• Set problem:
Pull out every line in the data that has the string "revenus" in it.
________________
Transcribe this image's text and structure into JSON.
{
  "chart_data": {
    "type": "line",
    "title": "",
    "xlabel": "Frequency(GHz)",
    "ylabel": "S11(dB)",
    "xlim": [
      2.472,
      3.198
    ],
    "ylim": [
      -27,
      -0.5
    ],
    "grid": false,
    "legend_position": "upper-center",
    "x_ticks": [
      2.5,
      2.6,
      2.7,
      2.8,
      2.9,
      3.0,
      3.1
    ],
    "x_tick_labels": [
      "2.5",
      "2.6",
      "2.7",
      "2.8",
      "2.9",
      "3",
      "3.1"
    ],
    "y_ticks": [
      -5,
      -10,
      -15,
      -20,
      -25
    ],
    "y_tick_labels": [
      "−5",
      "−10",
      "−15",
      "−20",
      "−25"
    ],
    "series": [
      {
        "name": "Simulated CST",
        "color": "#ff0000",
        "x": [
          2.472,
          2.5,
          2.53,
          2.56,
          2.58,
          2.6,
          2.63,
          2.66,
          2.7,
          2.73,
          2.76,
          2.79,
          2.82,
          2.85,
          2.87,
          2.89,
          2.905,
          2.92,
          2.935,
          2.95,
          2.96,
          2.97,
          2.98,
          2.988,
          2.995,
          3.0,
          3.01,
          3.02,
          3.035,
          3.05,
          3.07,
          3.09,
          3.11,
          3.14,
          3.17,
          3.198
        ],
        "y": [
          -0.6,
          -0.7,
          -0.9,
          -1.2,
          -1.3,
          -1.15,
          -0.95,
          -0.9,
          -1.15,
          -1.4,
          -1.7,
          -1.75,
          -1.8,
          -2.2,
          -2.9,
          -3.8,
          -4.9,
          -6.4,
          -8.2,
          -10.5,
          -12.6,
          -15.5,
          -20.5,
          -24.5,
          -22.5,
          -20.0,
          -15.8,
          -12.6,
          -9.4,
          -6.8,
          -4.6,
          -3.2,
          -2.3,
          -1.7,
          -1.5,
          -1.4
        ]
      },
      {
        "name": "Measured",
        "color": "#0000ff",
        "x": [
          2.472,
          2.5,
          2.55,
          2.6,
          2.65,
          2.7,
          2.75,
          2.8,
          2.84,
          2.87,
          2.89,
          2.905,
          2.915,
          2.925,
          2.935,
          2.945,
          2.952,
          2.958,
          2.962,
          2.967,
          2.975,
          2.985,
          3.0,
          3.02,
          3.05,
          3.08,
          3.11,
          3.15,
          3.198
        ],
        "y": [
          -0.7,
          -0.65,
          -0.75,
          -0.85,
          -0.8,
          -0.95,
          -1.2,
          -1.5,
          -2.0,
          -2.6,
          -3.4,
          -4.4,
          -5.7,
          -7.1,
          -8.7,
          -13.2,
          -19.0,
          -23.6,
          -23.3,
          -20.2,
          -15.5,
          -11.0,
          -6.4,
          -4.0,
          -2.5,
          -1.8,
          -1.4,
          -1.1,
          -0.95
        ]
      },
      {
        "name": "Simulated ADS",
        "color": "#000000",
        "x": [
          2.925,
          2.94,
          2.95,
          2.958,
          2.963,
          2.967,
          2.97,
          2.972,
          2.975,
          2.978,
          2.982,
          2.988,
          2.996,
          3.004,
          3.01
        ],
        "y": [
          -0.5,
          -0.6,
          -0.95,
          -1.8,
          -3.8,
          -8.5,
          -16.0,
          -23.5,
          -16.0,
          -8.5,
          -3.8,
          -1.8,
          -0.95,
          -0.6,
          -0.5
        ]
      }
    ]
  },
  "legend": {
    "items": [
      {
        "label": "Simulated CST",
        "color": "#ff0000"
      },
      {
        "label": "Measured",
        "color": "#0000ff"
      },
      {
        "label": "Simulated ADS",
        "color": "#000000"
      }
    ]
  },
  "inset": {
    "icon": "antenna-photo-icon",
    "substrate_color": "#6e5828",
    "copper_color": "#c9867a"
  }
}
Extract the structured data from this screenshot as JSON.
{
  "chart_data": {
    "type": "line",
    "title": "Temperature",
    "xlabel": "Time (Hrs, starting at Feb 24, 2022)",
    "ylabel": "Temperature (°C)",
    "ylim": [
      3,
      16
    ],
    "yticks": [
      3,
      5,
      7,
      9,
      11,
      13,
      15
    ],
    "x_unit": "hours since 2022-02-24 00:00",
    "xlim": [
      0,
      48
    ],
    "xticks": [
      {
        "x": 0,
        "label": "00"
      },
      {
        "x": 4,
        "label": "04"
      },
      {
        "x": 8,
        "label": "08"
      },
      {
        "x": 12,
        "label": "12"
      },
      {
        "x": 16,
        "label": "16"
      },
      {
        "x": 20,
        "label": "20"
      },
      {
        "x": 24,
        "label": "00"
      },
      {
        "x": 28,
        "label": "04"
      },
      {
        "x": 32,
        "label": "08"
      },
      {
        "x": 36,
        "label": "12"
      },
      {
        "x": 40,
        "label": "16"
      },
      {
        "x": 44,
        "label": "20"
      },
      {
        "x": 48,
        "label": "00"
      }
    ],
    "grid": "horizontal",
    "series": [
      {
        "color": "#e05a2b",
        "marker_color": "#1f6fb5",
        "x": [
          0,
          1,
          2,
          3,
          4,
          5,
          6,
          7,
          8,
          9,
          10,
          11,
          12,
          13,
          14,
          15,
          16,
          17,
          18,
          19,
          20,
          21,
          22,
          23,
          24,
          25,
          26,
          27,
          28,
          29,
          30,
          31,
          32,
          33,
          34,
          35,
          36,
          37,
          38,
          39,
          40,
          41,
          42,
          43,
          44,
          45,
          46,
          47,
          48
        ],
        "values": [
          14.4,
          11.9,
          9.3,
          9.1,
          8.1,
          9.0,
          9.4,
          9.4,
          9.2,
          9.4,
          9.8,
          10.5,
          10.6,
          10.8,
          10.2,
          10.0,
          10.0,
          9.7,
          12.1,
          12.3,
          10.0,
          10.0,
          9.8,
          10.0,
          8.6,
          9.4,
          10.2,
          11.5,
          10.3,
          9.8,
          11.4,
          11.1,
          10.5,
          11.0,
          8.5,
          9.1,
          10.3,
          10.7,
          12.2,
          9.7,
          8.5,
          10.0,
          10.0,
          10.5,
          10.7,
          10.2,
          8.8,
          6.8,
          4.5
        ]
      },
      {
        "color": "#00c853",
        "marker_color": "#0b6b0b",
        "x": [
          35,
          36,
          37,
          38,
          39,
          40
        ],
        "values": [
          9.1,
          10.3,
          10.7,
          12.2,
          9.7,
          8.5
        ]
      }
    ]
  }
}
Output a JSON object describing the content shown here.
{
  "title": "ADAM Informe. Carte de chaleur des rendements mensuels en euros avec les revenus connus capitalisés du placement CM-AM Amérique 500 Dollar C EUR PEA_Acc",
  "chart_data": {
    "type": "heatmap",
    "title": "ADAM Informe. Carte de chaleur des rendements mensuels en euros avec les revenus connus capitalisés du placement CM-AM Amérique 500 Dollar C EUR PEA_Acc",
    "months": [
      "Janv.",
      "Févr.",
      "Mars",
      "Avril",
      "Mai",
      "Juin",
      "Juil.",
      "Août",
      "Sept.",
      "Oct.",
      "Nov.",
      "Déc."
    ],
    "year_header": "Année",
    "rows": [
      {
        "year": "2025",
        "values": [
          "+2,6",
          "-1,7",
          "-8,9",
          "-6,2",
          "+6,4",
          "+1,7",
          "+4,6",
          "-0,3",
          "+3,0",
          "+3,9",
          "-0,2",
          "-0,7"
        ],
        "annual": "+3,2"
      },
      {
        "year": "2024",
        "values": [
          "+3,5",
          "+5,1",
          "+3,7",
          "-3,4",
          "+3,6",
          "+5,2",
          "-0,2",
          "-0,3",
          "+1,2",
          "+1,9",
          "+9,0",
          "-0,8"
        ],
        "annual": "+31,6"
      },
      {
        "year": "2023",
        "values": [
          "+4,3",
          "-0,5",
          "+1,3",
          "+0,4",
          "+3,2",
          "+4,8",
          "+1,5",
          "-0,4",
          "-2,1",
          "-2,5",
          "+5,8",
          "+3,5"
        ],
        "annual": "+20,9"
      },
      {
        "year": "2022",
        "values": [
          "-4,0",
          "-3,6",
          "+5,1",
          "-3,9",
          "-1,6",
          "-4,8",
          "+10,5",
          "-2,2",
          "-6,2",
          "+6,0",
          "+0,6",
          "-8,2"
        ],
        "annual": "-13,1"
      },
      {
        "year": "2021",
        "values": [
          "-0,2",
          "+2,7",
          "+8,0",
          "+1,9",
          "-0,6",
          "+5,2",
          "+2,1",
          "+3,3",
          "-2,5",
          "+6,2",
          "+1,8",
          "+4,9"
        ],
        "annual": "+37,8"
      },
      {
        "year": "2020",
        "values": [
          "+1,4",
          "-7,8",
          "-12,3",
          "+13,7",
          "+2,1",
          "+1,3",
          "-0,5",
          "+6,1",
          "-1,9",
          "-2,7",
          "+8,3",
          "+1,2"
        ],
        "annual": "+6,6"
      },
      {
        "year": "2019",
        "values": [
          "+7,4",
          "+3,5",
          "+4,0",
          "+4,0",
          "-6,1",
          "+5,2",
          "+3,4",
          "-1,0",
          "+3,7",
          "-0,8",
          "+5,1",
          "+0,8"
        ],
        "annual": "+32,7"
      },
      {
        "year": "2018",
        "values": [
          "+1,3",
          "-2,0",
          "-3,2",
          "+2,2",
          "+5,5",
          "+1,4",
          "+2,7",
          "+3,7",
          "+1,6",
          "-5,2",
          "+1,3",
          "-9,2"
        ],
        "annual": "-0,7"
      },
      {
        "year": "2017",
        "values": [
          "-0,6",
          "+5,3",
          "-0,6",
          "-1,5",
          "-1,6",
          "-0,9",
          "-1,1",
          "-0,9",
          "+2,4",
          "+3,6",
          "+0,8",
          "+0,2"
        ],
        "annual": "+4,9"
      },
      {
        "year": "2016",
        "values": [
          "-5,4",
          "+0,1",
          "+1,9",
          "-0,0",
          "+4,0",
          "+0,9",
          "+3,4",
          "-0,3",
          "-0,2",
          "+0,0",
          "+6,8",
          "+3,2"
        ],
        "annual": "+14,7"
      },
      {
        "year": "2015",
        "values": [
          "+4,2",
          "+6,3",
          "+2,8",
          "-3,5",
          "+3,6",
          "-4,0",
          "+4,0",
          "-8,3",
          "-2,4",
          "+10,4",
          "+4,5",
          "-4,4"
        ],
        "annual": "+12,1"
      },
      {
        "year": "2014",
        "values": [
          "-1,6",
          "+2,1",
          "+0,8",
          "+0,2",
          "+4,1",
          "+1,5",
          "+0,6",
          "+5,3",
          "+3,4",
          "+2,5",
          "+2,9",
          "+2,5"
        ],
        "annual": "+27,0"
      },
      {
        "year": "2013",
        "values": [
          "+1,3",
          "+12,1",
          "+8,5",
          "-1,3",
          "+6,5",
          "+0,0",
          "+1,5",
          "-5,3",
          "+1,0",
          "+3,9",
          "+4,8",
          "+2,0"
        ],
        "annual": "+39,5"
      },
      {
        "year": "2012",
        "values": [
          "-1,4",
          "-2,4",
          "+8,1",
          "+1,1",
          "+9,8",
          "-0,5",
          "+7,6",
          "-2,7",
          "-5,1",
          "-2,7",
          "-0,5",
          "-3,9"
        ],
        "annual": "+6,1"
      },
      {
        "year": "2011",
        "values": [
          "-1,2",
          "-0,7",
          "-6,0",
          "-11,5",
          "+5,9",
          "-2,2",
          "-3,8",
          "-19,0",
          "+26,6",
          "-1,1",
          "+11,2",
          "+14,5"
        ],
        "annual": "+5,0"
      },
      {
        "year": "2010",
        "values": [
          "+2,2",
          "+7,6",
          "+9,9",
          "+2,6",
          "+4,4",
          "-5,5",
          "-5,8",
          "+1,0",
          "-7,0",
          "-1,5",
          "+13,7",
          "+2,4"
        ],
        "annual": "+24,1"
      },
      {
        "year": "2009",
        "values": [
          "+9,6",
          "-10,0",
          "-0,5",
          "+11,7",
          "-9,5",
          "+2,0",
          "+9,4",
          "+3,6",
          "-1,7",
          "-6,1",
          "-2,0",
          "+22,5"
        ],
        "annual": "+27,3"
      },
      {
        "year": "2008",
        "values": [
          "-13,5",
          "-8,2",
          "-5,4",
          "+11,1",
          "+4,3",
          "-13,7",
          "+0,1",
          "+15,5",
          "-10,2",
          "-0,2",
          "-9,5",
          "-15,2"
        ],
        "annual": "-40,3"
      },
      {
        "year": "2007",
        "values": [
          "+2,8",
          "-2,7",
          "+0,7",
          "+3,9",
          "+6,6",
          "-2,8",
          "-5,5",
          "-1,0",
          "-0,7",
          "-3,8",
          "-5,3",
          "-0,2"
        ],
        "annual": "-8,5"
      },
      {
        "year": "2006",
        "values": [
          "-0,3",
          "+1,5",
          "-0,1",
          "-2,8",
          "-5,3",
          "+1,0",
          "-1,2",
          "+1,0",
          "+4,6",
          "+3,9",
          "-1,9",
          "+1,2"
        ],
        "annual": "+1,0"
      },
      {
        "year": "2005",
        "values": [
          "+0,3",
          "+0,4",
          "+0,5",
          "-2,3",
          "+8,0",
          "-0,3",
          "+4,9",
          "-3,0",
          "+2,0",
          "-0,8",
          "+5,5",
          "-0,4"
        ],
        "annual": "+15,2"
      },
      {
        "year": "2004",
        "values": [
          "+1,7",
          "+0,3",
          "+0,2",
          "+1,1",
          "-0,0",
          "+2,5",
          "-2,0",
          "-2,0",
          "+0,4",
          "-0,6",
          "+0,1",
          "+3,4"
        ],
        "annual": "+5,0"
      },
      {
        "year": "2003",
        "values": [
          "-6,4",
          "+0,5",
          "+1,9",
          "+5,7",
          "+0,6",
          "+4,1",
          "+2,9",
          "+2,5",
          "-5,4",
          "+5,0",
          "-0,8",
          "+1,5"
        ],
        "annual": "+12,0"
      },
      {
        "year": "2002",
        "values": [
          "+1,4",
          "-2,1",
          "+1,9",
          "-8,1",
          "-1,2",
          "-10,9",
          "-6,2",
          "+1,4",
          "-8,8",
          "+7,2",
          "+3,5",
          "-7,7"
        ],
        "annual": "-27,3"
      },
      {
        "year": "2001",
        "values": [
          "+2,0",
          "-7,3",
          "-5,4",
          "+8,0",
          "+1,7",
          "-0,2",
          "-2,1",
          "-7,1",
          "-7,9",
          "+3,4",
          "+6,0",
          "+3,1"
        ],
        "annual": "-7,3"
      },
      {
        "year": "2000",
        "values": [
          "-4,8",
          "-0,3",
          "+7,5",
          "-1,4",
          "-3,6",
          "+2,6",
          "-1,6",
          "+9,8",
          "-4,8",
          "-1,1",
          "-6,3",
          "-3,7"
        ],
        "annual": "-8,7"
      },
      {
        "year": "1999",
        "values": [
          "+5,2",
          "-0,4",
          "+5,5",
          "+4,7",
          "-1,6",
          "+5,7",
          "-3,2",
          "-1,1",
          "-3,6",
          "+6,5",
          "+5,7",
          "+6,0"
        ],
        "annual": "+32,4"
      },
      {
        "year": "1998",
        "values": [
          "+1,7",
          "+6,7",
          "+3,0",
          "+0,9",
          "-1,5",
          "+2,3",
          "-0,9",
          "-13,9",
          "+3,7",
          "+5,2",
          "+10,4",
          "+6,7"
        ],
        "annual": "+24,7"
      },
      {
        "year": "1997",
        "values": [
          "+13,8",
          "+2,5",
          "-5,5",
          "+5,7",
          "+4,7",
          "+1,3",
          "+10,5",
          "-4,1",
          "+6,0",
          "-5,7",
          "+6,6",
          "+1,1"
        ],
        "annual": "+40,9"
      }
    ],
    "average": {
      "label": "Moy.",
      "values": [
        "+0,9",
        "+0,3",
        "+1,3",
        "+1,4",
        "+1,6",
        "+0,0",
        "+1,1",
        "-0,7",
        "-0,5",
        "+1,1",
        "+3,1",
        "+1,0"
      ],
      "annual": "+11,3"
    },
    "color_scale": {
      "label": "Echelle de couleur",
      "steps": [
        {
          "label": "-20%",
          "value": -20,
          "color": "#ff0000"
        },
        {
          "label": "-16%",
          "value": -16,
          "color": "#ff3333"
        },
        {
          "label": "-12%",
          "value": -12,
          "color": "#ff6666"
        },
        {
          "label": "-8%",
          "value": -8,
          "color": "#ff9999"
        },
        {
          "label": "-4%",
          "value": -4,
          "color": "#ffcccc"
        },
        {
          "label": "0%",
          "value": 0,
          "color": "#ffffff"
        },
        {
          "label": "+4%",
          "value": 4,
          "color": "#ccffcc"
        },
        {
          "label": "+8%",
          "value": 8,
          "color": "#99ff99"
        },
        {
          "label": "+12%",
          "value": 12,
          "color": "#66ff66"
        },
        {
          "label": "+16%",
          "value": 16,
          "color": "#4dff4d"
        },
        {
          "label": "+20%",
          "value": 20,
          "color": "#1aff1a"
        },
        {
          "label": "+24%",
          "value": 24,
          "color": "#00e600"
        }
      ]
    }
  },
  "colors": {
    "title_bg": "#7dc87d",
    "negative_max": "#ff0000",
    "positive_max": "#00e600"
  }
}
________________
• Result:
  "title": "ADAM Informe. Carte de chaleur des rendements mensuels en euros avec les revenus connus capitalisés du placement CM-AM Amérique 500 Dollar C EUR PEA_Acc",
    "title": "ADAM Informe. Carte de chaleur des rendements mensuels en euros avec les revenus connus capitalisés du placement CM-AM Amérique 500 Dollar C EUR PEA_Acc",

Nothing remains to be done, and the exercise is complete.